* _What you need to do_
Extract the full set of records, then give each one again exactly.

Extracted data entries
********************
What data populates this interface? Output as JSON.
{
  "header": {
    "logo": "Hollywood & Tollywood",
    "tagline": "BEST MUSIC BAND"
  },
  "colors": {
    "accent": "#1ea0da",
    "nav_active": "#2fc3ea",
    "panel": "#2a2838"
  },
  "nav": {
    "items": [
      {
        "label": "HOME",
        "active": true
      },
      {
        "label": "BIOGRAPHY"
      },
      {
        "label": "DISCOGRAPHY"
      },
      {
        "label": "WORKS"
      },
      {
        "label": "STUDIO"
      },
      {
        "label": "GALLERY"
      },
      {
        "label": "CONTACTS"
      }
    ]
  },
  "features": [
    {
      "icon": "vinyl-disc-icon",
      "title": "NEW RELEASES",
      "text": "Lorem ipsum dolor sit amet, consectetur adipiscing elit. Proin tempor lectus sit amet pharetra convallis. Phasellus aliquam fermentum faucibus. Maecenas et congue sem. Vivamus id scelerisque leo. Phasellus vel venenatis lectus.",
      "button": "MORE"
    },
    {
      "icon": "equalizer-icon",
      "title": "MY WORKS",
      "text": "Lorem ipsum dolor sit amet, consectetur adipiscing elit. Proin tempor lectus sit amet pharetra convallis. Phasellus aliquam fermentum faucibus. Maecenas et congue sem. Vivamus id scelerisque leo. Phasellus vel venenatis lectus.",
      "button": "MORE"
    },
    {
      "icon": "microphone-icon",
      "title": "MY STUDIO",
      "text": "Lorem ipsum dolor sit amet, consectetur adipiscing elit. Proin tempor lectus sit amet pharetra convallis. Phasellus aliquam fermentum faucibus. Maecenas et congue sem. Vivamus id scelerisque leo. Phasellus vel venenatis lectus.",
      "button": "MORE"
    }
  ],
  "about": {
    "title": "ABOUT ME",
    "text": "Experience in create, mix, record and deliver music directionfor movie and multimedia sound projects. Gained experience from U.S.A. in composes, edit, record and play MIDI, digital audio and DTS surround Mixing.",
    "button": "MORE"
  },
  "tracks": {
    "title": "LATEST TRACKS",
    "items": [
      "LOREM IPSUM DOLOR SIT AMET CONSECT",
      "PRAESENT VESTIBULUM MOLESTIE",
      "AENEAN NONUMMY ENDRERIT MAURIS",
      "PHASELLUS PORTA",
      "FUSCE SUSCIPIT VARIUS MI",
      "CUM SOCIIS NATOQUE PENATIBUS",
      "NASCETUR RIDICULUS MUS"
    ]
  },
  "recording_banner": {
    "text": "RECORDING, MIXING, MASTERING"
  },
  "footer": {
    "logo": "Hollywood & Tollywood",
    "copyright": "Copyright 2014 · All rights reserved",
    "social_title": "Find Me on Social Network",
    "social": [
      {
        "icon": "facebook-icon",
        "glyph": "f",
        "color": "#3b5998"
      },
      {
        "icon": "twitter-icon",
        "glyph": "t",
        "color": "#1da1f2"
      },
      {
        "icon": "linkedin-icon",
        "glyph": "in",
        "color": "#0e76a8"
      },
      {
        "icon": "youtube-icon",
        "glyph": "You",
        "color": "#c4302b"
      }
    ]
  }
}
********************
* _Correct response_
What data populates this interface? Output as JSON.
{
  "header": {
    "logo": "Hollywood & Tollywood",
    "tagline": "BEST MUSIC BAND"
  },
  "colors": {
    "accent": "#1ea0da",
    "nav_active": "#2fc3ea",
    "panel": "#2a2838"
  },
  "nav": {
    "items": [
      {
        "label": "HOME",
        "active": true
      },
      {
        "label": "BIOGRAPHY"
      },
      {
        "label": "DISCOGRAPHY"
      },
      {
        "label": "WORKS"
      },
      {
        "label": "STUDIO"
      },
      {
        "label": "GALLERY"
      },
      {
        "label": "CONTACTS"
      }
    ]
  },
  "features": [
    {
      "icon": "vinyl-disc-icon",
      "title": "NEW RELEASES",
      "text": "Lorem ipsum dolor sit amet, consectetur adipiscing elit. Proin tempor lectus sit amet pharetra convallis. Phasellus aliquam fermentum faucibus. Maecenas et congue sem. Vivamus id scelerisque leo. Phasellus vel venenatis lectus.",
      "button": "MORE"
    },
    {
      "icon": "equalizer-icon",
      "title": "MY WORKS",
      "text": "Lorem ipsum dolor sit amet, consectetur adipiscing elit. Proin tempor lectus sit amet pharetra convallis. Phasellus aliquam fermentum faucibus. Maecenas et congue sem. Vivamus id scelerisque leo. Phasellus vel venenatis lectus.",
      "button": "MORE"
    },
    {
      "icon": "microphone-icon",
      "title": "MY STUDIO",
      "text": "Lorem ipsum dolor sit amet, consectetur adipiscing elit. Proin tempor lectus sit amet pharetra convallis. Phasellus aliquam fermentum faucibus. Maecenas et congue sem. Vivamus id scelerisque leo. Phasellus vel venenatis lectus.",
      "button": "MORE"
    }
  ],
  "about": {
    "title": "ABOUT ME",
    "text": "Experience in create, mix, record and deliver music directionfor movie and multimedia sound projects. Gained experience from U.S.A. in composes, edit, record and play MIDI, digital audio and DTS surround Mixing.",
    "button": "MORE"
  },
  "tracks": {
    "title": "LATEST TRACKS",
    "items": [
      "LOREM IPSUM DOLOR SIT AMET CONSECT",
      "PRAESENT VESTIBULUM MOLESTIE",
      "AENEAN NONUMMY ENDRERIT MAURIS",
      "PHASELLUS PORTA",
      "FUSCE SUSCIPIT VARIUS MI",
      "CUM SOCIIS NATOQUE PENATIBUS",
      "NASCETUR RIDICULUS MUS"
    ]
  },
  "recording_banner": {
    "text": "RECORDING, MIXING, MASTERING"
  },
  "footer": {
    "logo": "Hollywood & Tollywood",
    "copyright": "Copyright 2014 · All rights reserved",
    "social_title": "Find Me on Social Network",
    "social": [
      {
        "icon": "facebook-icon",
        "glyph": "f",
        "color": "#3b5998"
      },
      {
        "icon": "twitter-icon",
        "glyph": "t",
        "color": "#1da1f2"
      },
      {
        "icon": "linkedin-icon",
        "glyph": "in",
        "color": "#0e76a8"
      },
      {
        "icon": "youtube-icon",
        "glyph": "You",
        "color": "#c4302b"
      }
    ]
  }
}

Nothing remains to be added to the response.